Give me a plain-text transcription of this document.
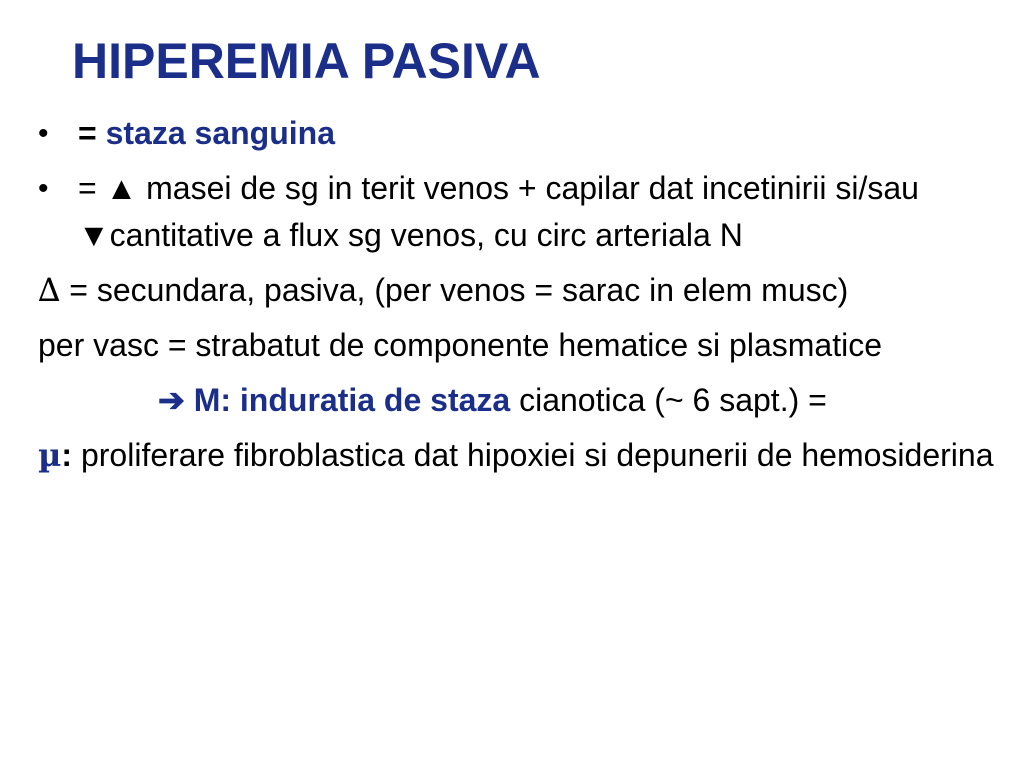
HIPEREMIA PASIVA
• = staza sanguina
• = ▲ masei de sg in terit venos + capilar dat incetinirii si/sau ▼cantitative a flux sg venos, cu circ arteriala N
∆ = secundara, pasiva, (per venos = sarac in elem musc)
per vasc = strabatut de componente hematice si plasmatice
➔ M: induratia de staza cianotica (~ 6 sapt.) =
µ: proliferare fibroblastica dat hipoxiei si depunerii de hemosiderina
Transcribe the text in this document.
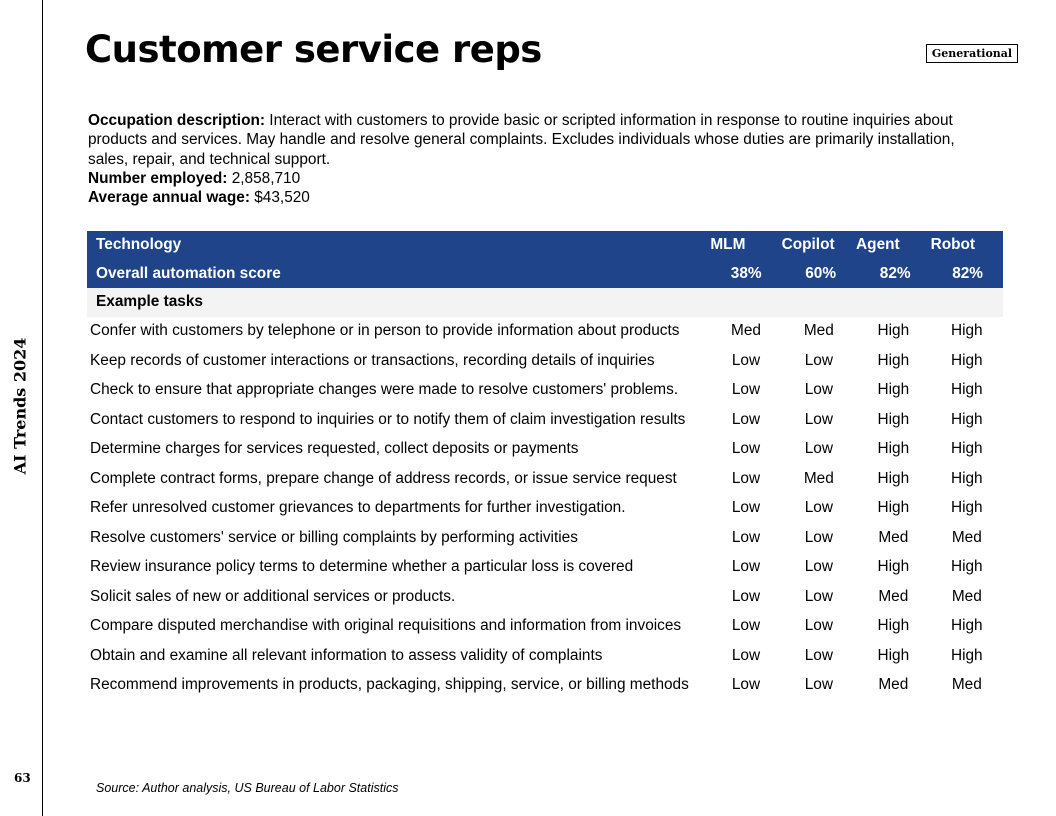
AI Trends 2024
63
Customer service reps	Generational

Occupation description: Interact with customers to provide basic or scripted information in response to routine inquiries about products and services. May handle and resolve general complaints. Excludes individuals whose duties are primarily installation, sales, repair, and technical support.

Number employed: 2,858,710

Average annual wage: $43,520

Technology	MLM	Copilot	Agent	Robot
Overall automation score	38%	60%	82%	82%
Example tasks				
Confer with customers by telephone or in person to provide information about products	Med	Med	High	High
Keep records of customer interactions or transactions, recording details of inquiries	Low	Low	High	High
Check to ensure that appropriate changes were made to resolve customers' problems.	Low	Low	High	High
Contact customers to respond to inquiries or to notify them of claim investigation results	Low	Low	High	High
Determine charges for services requested, collect deposits or payments	Low	Low	High	High
Complete contract forms, prepare change of address records, or issue service request	Low	Med	High	High
Refer unresolved customer grievances to departments for further investigation.	Low	Low	High	High
Resolve customers' service or billing complaints by performing activities	Low	Low	Med	Med
Review insurance policy terms to determine whether a particular loss is covered	Low	Low	High	High
Solicit sales of new or additional services or products.	Low	Low	Med	Med
Compare disputed merchandise with original requisitions and information from invoices	Low	Low	High	High
Obtain and examine all relevant information to assess validity of complaints	Low	Low	High	High
Recommend improvements in products, packaging, shipping, service, or billing methods	Low	Low	Med	Med
Source: Author analysis, US Bureau of Labor Statistics
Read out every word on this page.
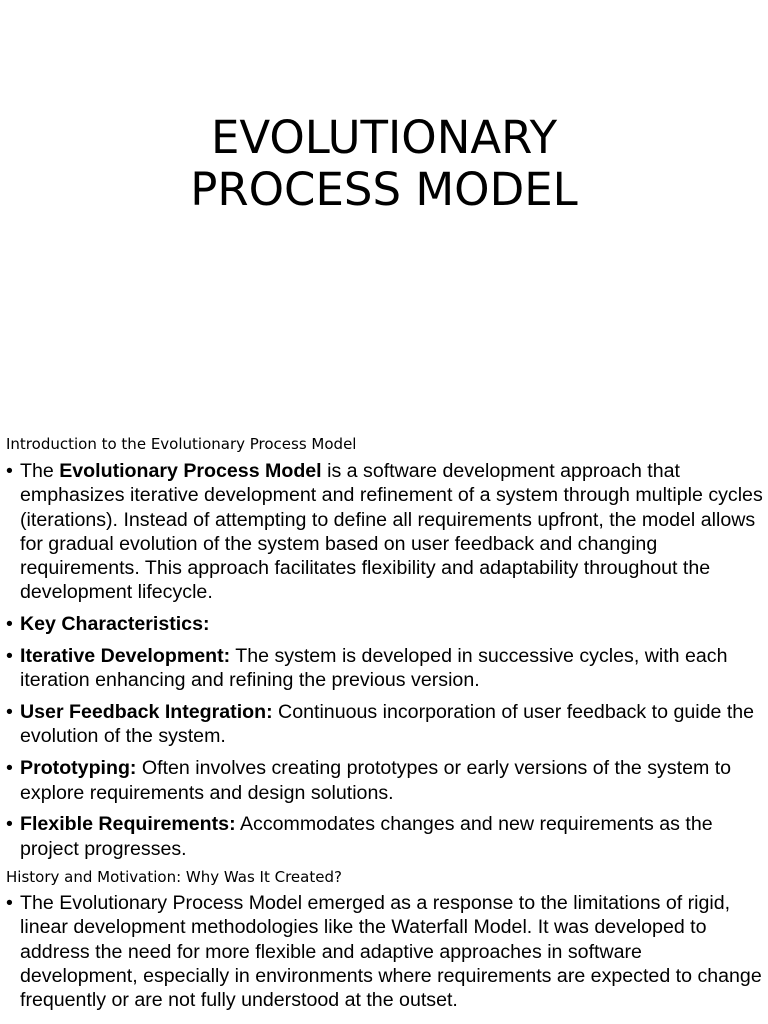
EVOLUTIONARY
PROCESS MODEL

Introduction to the Evolutionary Process Model

• The Evolutionary Process Model is a software development approach that emphasizes iterative development and refinement of a system through multiple cycles (iterations). Instead of attempting to define all requirements upfront, the model allows for gradual evolution of the system based on user feedback and changing requirements. This approach facilitates flexibility and adaptability throughout the development lifecycle.
• Key Characteristics:
• Iterative Development: The system is developed in successive cycles, with each iteration enhancing and refining the previous version.
• User Feedback Integration: Continuous incorporation of user feedback to guide the evolution of the system.
• Prototyping: Often involves creating prototypes or early versions of the system to explore requirements and design solutions.
• Flexible Requirements: Accommodates changes and new requirements as the project progresses.

History and Motivation: Why Was It Created?

• The Evolutionary Process Model emerged as a response to the limitations of rigid, linear development methodologies like the Waterfall Model. It was developed to address the need for more flexible and adaptive approaches in software development, especially in environments where requirements are expected to change frequently or are not fully understood at the outset.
....................
Task instructions: Your task is to copy the entries in full and exactly, without any images.

Answer in full:
Give me a plain-text transcription of this document.
HIPEREMIA PASIVA
• = staza sanguina
• = ▲ masei de sg in terit venos + capilar dat incetinirii si/sau ▼cantitative a flux sg venos, cu circ arteriala N
∆ = secundara, pasiva, (per venos = sarac in elem musc)
per vasc = strabatut de componente hematice si plasmatice
➔ M: induratia de staza cianotica (~ 6 sapt.) =
µ: proliferare fibroblastica dat hipoxiei si depunerii de hemosiderina
Transcribe the text in this document.
AI Trends 2024
63
Customer service reps	Generational

Occupation description: Interact with customers to provide basic or scripted information in response to routine inquiries about products and services. May handle and resolve general complaints. Excludes individuals whose duties are primarily installation, sales, repair, and technical support.

Number employed: 2,858,710

Average annual wage: $43,520

Technology	MLM	Copilot	Agent	Robot
Overall automation score	38%	60%	82%	82%
Example tasks				
Confer with customers by telephone or in person to provide information about products	Med	Med	High	High
Keep records of customer interactions or transactions, recording details of inquiries	Low	Low	High	High
Check to ensure that appropriate changes were made to resolve customers' problems.	Low	Low	High	High
Contact customers to respond to inquiries or to notify them of claim investigation results	Low	Low	High	High
Determine charges for services requested, collect deposits or payments	Low	Low	High	High
Complete contract forms, prepare change of address records, or issue service request	Low	Med	High	High
Refer unresolved customer grievances to departments for further investigation.	Low	Low	High	High
Resolve customers' service or billing complaints by performing activities	Low	Low	Med	Med
Review insurance policy terms to determine whether a particular loss is covered	Low	Low	High	High
Solicit sales of new or additional services or products.	Low	Low	Med	Med
Compare disputed merchandise with original requisitions and information from invoices	Low	Low	High	High
Obtain and examine all relevant information to assess validity of complaints	Low	Low	High	High
Recommend improvements in products, packaging, shipping, service, or billing methods	Low	Low	Med	Med
Source: Author analysis, US Bureau of Labor Statistics
Read out every word on this page.
EVOLUTIONARY
PROCESS MODEL

Introduction to the Evolutionary Process Model

• The Evolutionary Process Model is a software development approach that emphasizes iterative development and refinement of a system through multiple cycles (iterations). Instead of attempting to define all requirements upfront, the model allows for gradual evolution of the system based on user feedback and changing requirements. This approach facilitates flexibility and adaptability throughout the development lifecycle.
• Key Characteristics:
• Iterative Development: The system is developed in successive cycles, with each iteration enhancing and refining the previous version.
• User Feedback Integration: Continuous incorporation of user feedback to guide the evolution of the system.
• Prototyping: Often involves creating prototypes or early versions of the system to explore requirements and design solutions.
• Flexible Requirements: Accommodates changes and new requirements as the project progresses.

History and Motivation: Why Was It Created?

• The Evolutionary Process Model emerged as a response to the limitations of rigid, linear development methodologies like the Waterfall Model. It was developed to address the need for more flexible and adaptive approaches in software development, especially in environments where requirements are expected to change frequently or are not fully understood at the outset.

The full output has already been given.